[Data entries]
○ ○ ○ ○ ○

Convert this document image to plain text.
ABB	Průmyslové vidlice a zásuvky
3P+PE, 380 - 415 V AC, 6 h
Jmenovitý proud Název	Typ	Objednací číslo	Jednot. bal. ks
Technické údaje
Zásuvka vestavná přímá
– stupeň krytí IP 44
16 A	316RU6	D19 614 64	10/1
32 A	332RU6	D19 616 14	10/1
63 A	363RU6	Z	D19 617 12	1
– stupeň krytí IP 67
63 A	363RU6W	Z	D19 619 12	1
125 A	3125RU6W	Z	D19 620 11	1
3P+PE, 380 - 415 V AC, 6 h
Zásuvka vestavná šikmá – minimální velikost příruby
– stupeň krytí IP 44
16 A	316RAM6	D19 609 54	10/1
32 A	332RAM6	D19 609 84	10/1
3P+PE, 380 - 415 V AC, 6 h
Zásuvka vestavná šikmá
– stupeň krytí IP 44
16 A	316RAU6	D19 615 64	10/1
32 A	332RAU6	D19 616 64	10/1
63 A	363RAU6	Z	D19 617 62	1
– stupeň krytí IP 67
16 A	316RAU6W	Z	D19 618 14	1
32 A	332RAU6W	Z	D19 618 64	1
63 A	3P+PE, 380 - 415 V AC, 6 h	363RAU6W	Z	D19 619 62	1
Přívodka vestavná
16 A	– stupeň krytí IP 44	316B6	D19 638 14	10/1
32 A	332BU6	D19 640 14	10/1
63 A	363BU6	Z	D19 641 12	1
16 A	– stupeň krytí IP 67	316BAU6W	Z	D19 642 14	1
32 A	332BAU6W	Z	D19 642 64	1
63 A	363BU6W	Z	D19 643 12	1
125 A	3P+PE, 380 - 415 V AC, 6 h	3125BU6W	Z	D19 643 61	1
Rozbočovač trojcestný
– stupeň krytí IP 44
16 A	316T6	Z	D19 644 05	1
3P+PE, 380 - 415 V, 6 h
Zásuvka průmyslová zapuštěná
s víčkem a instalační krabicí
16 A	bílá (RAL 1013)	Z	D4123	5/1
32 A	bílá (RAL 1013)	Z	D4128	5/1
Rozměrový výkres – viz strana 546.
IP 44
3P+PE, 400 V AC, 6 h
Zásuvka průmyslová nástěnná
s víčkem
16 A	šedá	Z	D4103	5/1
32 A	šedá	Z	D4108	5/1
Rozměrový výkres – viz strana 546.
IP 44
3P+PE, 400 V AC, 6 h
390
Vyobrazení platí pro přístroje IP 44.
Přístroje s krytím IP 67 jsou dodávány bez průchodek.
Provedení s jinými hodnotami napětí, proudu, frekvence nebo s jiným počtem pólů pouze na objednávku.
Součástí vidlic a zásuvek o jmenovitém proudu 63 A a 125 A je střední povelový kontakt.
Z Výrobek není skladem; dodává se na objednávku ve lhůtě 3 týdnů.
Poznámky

○ ○ ○ ○ ○

▶ _GIVEN INSTRUCTION_
Set out the complete listing exactly as shown.

▶ _THE ANSWER_
Convert this document image to plain text.
ABB	Průmyslové vidlice a zásuvky
3P+PE, 380 - 415 V AC, 6 h
Jmenovitý proud Název	Typ	Objednací číslo	Jednot. bal. ks
Technické údaje
Zásuvka vestavná přímá
– stupeň krytí IP 44
16 A	316RU6	D19 614 64	10/1
32 A	332RU6	D19 616 14	10/1
63 A	363RU6	Z	D19 617 12	1
– stupeň krytí IP 67
63 A	363RU6W	Z	D19 619 12	1
125 A	3125RU6W	Z	D19 620 11	1
3P+PE, 380 - 415 V AC, 6 h
Zásuvka vestavná šikmá – minimální velikost příruby
– stupeň krytí IP 44
16 A	316RAM6	D19 609 54	10/1
32 A	332RAM6	D19 609 84	10/1
3P+PE, 380 - 415 V AC, 6 h
Zásuvka vestavná šikmá
– stupeň krytí IP 44
16 A	316RAU6	D19 615 64	10/1
32 A	332RAU6	D19 616 64	10/1
63 A	363RAU6	Z	D19 617 62	1
– stupeň krytí IP 67
16 A	316RAU6W	Z	D19 618 14	1
32 A	332RAU6W	Z	D19 618 64	1
63 A	3P+PE, 380 - 415 V AC, 6 h	363RAU6W	Z	D19 619 62	1
Přívodka vestavná
16 A	– stupeň krytí IP 44	316B6	D19 638 14	10/1
32 A	332BU6	D19 640 14	10/1
63 A	363BU6	Z	D19 641 12	1
16 A	– stupeň krytí IP 67	316BAU6W	Z	D19 642 14	1
32 A	332BAU6W	Z	D19 642 64	1
63 A	363BU6W	Z	D19 643 12	1
125 A	3P+PE, 380 - 415 V AC, 6 h	3125BU6W	Z	D19 643 61	1
Rozbočovač trojcestný
– stupeň krytí IP 44
16 A	316T6	Z	D19 644 05	1
3P+PE, 380 - 415 V, 6 h
Zásuvka průmyslová zapuštěná
s víčkem a instalační krabicí
16 A	bílá (RAL 1013)	Z	D4123	5/1
32 A	bílá (RAL 1013)	Z	D4128	5/1
Rozměrový výkres – viz strana 546.
IP 44
3P+PE, 400 V AC, 6 h
Zásuvka průmyslová nástěnná
s víčkem
16 A	šedá	Z	D4103	5/1
32 A	šedá	Z	D4108	5/1
Rozměrový výkres – viz strana 546.
IP 44
3P+PE, 400 V AC, 6 h
390
Vyobrazení platí pro přístroje IP 44.
Přístroje s krytím IP 67 jsou dodávány bez průchodek.
Provedení s jinými hodnotami napětí, proudu, frekvence nebo s jiným počtem pólů pouze na objednávku.
Součástí vidlic a zásuvek o jmenovitém proudu 63 A a 125 A je střední povelový kontakt.
Z Výrobek není skladem; dodává se na objednávku ve lhůtě 3 týdnů.
Poznámky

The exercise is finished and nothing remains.